* Problem requirements *
Please transcribe the records precisely; pictures stay out of your copy.

* Input rows *

****************

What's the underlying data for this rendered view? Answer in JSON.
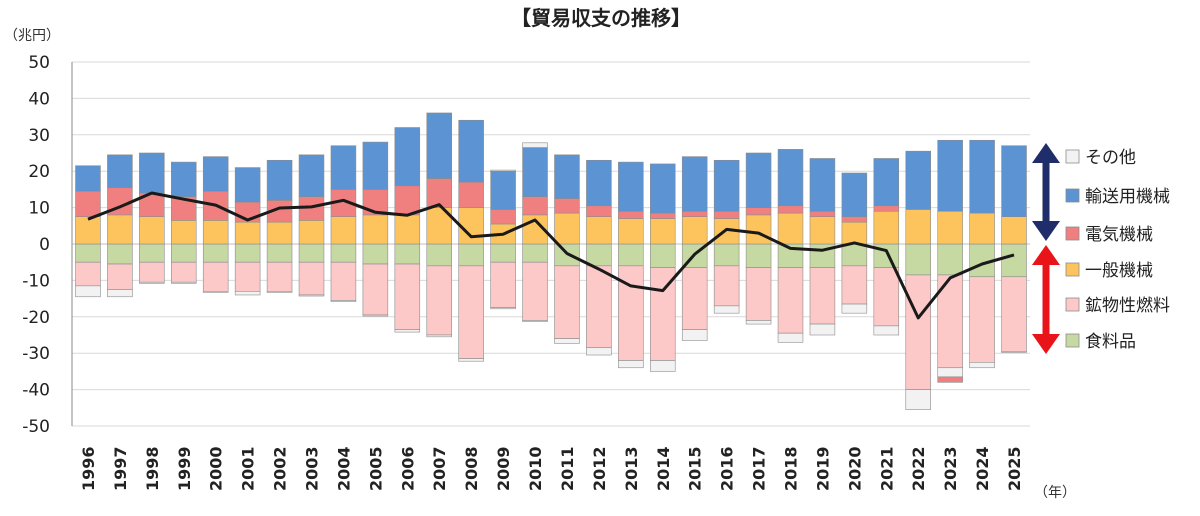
{
  "chart_data": {
    "type": "bar",
    "title": "【貿易収支の推移】",
    "ylabel": "（兆円）",
    "xlabel": "（年）",
    "ylim": [
      -50,
      50
    ],
    "yticks": [
      50,
      40,
      30,
      20,
      10,
      0,
      -10,
      -20,
      -30,
      -40,
      -50
    ],
    "categories": [
      "1996",
      "1997",
      "1998",
      "1999",
      "2000",
      "2001",
      "2002",
      "2003",
      "2004",
      "2005",
      "2006",
      "2007",
      "2008",
      "2009",
      "2010",
      "2011",
      "2012",
      "2013",
      "2014",
      "2015",
      "2016",
      "2017",
      "2018",
      "2019",
      "2020",
      "2021",
      "2022",
      "2023",
      "2024",
      "2025"
    ],
    "stacked": true,
    "series": [
      {
        "name": "食料品",
        "key": "food",
        "color": "#c6d9a3",
        "values": [
          -5,
          -5.5,
          -5,
          -5,
          -5,
          -5,
          -5,
          -5,
          -5,
          -5.5,
          -5.5,
          -6,
          -6,
          -5,
          -5,
          -6,
          -6,
          -6,
          -6.5,
          -6.5,
          -6,
          -6.5,
          -6.5,
          -6.5,
          -6,
          -6.5,
          -8.5,
          -8.5,
          -9,
          -9
        ]
      },
      {
        "name": "鉱物性燃料",
        "key": "fuel",
        "color": "#fcc8c8",
        "values": [
          -6.5,
          -7,
          -5.5,
          -5.5,
          -8,
          -8,
          -8,
          -9,
          -10.5,
          -14,
          -18,
          -19,
          -25.5,
          -12.5,
          -16,
          -20,
          -22.5,
          -26,
          -25.5,
          -17,
          -11,
          -14.5,
          -18,
          -15.5,
          -10.5,
          -16,
          -31.5,
          -25.5,
          -23.5,
          -20.5
        ]
      },
      {
        "name": "その他",
        "key": "other_neg",
        "color": "#f2f2f2",
        "values": [
          -3,
          -2,
          -0.3,
          -0.3,
          -0.3,
          -1,
          -0.3,
          -0.3,
          -0.3,
          -0.3,
          -0.7,
          -0.5,
          -0.7,
          -0.3,
          -0.3,
          -1.3,
          -2,
          -2,
          -3,
          -3,
          -2,
          -1,
          -2.5,
          -3,
          -2.5,
          -2.5,
          -5.5,
          -2.5,
          -1.5,
          -0.3
        ]
      },
      {
        "name": "電気機械",
        "key": "elec_neg",
        "color": "#f08080",
        "values": [
          0,
          0,
          0,
          0,
          0,
          0,
          0,
          0,
          0,
          0,
          0,
          0,
          0,
          0,
          0,
          0,
          0,
          0,
          0,
          0,
          0,
          0,
          0,
          0,
          0,
          0,
          0,
          -1.5,
          0,
          0
        ]
      },
      {
        "name": "一般機械",
        "key": "gen",
        "color": "#fdc45e",
        "values": [
          7.5,
          8,
          7.5,
          6.5,
          6.5,
          6,
          6,
          6.5,
          7.5,
          8,
          8,
          10,
          10,
          5.5,
          8,
          8.5,
          7.5,
          7,
          7,
          7.5,
          7,
          8,
          8.5,
          7.5,
          6,
          9,
          9.5,
          9,
          8.5,
          7.5
        ]
      },
      {
        "name": "電気機械",
        "key": "elec",
        "color": "#f08080",
        "values": [
          7,
          7.5,
          6.5,
          6.5,
          8,
          5.5,
          6,
          6.5,
          7.5,
          7,
          8,
          8,
          7,
          4,
          5,
          4,
          3,
          2,
          1.5,
          1.5,
          2,
          2,
          2,
          1.5,
          1.5,
          1.5,
          0,
          0,
          0,
          0
        ]
      },
      {
        "name": "輸送用機械",
        "key": "trans",
        "color": "#5b93d3",
        "values": [
          7,
          9,
          11,
          9.5,
          9.5,
          9.5,
          11,
          11.5,
          12,
          13,
          16,
          18,
          17,
          10.5,
          13.5,
          12,
          12.5,
          13.5,
          13.5,
          15,
          14,
          15,
          15.5,
          14.5,
          12,
          13,
          16,
          19.5,
          20,
          19.5
        ]
      },
      {
        "name": "その他",
        "key": "other_pos",
        "color": "#f2f2f2",
        "values": [
          0,
          0,
          0,
          0,
          0,
          0,
          0,
          0,
          0,
          0,
          0,
          0,
          0,
          0.3,
          1.3,
          0,
          0,
          0,
          0,
          0,
          0,
          0,
          0,
          0,
          0,
          0,
          0,
          0,
          0,
          0
        ]
      }
    ],
    "line": {
      "name": "貿易収支",
      "color": "#1a1a1a",
      "values": [
        6.8,
        10.2,
        14,
        12.3,
        10.7,
        6.6,
        9.9,
        10.2,
        12,
        8.7,
        7.9,
        10.8,
        2,
        2.7,
        6.6,
        -2.6,
        -6.9,
        -11.5,
        -12.8,
        -2.8,
        4,
        3,
        -1.2,
        -1.7,
        0.3,
        -1.8,
        -20.3,
        -9.3,
        -5.5,
        -3
      ]
    },
    "legend": [
      {
        "label": "その他",
        "color": "#f2f2f2"
      },
      {
        "label": "輸送用機械",
        "color": "#5b93d3"
      },
      {
        "label": "電気機械",
        "color": "#f08080"
      },
      {
        "label": "一般機械",
        "color": "#fdc45e"
      },
      {
        "label": "鉱物性燃料",
        "color": "#fcc8c8"
      },
      {
        "label": "食料品",
        "color": "#c6d9a3"
      }
    ],
    "legend_position": "right",
    "arrows": [
      {
        "direction": "both",
        "color": "#1f2d6b"
      },
      {
        "direction": "both",
        "color": "#e8141a"
      }
    ],
    "grid": true
  }
}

****************

* Solution for this problem *
What's the underlying data for this rendered view? Answer in JSON.
{
  "chart_data": {
    "type": "bar",
    "title": "【貿易収支の推移】",
    "ylabel": "（兆円）",
    "xlabel": "（年）",
    "ylim": [
      -50,
      50
    ],
    "yticks": [
      50,
      40,
      30,
      20,
      10,
      0,
      -10,
      -20,
      -30,
      -40,
      -50
    ],
    "categories": [
      "1996",
      "1997",
      "1998",
      "1999",
      "2000",
      "2001",
      "2002",
      "2003",
      "2004",
      "2005",
      "2006",
      "2007",
      "2008",
      "2009",
      "2010",
      "2011",
      "2012",
      "2013",
      "2014",
      "2015",
      "2016",
      "2017",
      "2018",
      "2019",
      "2020",
      "2021",
      "2022",
      "2023",
      "2024",
      "2025"
    ],
    "stacked": true,
    "series": [
      {
        "name": "食料品",
        "key": "food",
        "color": "#c6d9a3",
        "values": [
          -5,
          -5.5,
          -5,
          -5,
          -5,
          -5,
          -5,
          -5,
          -5,
          -5.5,
          -5.5,
          -6,
          -6,
          -5,
          -5,
          -6,
          -6,
          -6,
          -6.5,
          -6.5,
          -6,
          -6.5,
          -6.5,
          -6.5,
          -6,
          -6.5,
          -8.5,
          -8.5,
          -9,
          -9
        ]
      },
      {
        "name": "鉱物性燃料",
        "key": "fuel",
        "color": "#fcc8c8",
        "values": [
          -6.5,
          -7,
          -5.5,
          -5.5,
          -8,
          -8,
          -8,
          -9,
          -10.5,
          -14,
          -18,
          -19,
          -25.5,
          -12.5,
          -16,
          -20,
          -22.5,
          -26,
          -25.5,
          -17,
          -11,
          -14.5,
          -18,
          -15.5,
          -10.5,
          -16,
          -31.5,
          -25.5,
          -23.5,
          -20.5
        ]
      },
      {
        "name": "その他",
        "key": "other_neg",
        "color": "#f2f2f2",
        "values": [
          -3,
          -2,
          -0.3,
          -0.3,
          -0.3,
          -1,
          -0.3,
          -0.3,
          -0.3,
          -0.3,
          -0.7,
          -0.5,
          -0.7,
          -0.3,
          -0.3,
          -1.3,
          -2,
          -2,
          -3,
          -3,
          -2,
          -1,
          -2.5,
          -3,
          -2.5,
          -2.5,
          -5.5,
          -2.5,
          -1.5,
          -0.3
        ]
      },
      {
        "name": "電気機械",
        "key": "elec_neg",
        "color": "#f08080",
        "values": [
          0,
          0,
          0,
          0,
          0,
          0,
          0,
          0,
          0,
          0,
          0,
          0,
          0,
          0,
          0,
          0,
          0,
          0,
          0,
          0,
          0,
          0,
          0,
          0,
          0,
          0,
          0,
          -1.5,
          0,
          0
        ]
      },
      {
        "name": "一般機械",
        "key": "gen",
        "color": "#fdc45e",
        "values": [
          7.5,
          8,
          7.5,
          6.5,
          6.5,
          6,
          6,
          6.5,
          7.5,
          8,
          8,
          10,
          10,
          5.5,
          8,
          8.5,
          7.5,
          7,
          7,
          7.5,
          7,
          8,
          8.5,
          7.5,
          6,
          9,
          9.5,
          9,
          8.5,
          7.5
        ]
      },
      {
        "name": "電気機械",
        "key": "elec",
        "color": "#f08080",
        "values": [
          7,
          7.5,
          6.5,
          6.5,
          8,
          5.5,
          6,
          6.5,
          7.5,
          7,
          8,
          8,
          7,
          4,
          5,
          4,
          3,
          2,
          1.5,
          1.5,
          2,
          2,
          2,
          1.5,
          1.5,
          1.5,
          0,
          0,
          0,
          0
        ]
      },
      {
        "name": "輸送用機械",
        "key": "trans",
        "color": "#5b93d3",
        "values": [
          7,
          9,
          11,
          9.5,
          9.5,
          9.5,
          11,
          11.5,
          12,
          13,
          16,
          18,
          17,
          10.5,
          13.5,
          12,
          12.5,
          13.5,
          13.5,
          15,
          14,
          15,
          15.5,
          14.5,
          12,
          13,
          16,
          19.5,
          20,
          19.5
        ]
      },
      {
        "name": "その他",
        "key": "other_pos",
        "color": "#f2f2f2",
        "values": [
          0,
          0,
          0,
          0,
          0,
          0,
          0,
          0,
          0,
          0,
          0,
          0,
          0,
          0.3,
          1.3,
          0,
          0,
          0,
          0,
          0,
          0,
          0,
          0,
          0,
          0,
          0,
          0,
          0,
          0,
          0
        ]
      }
    ],
    "line": {
      "name": "貿易収支",
      "color": "#1a1a1a",
      "values": [
        6.8,
        10.2,
        14,
        12.3,
        10.7,
        6.6,
        9.9,
        10.2,
        12,
        8.7,
        7.9,
        10.8,
        2,
        2.7,
        6.6,
        -2.6,
        -6.9,
        -11.5,
        -12.8,
        -2.8,
        4,
        3,
        -1.2,
        -1.7,
        0.3,
        -1.8,
        -20.3,
        -9.3,
        -5.5,
        -3
      ]
    },
    "legend": [
      {
        "label": "その他",
        "color": "#f2f2f2"
      },
      {
        "label": "輸送用機械",
        "color": "#5b93d3"
      },
      {
        "label": "電気機械",
        "color": "#f08080"
      },
      {
        "label": "一般機械",
        "color": "#fdc45e"
      },
      {
        "label": "鉱物性燃料",
        "color": "#fcc8c8"
      },
      {
        "label": "食料品",
        "color": "#c6d9a3"
      }
    ],
    "legend_position": "right",
    "arrows": [
      {
        "direction": "both",
        "color": "#1f2d6b"
      },
      {
        "direction": "both",
        "color": "#e8141a"
      }
    ],
    "grid": true
  }
}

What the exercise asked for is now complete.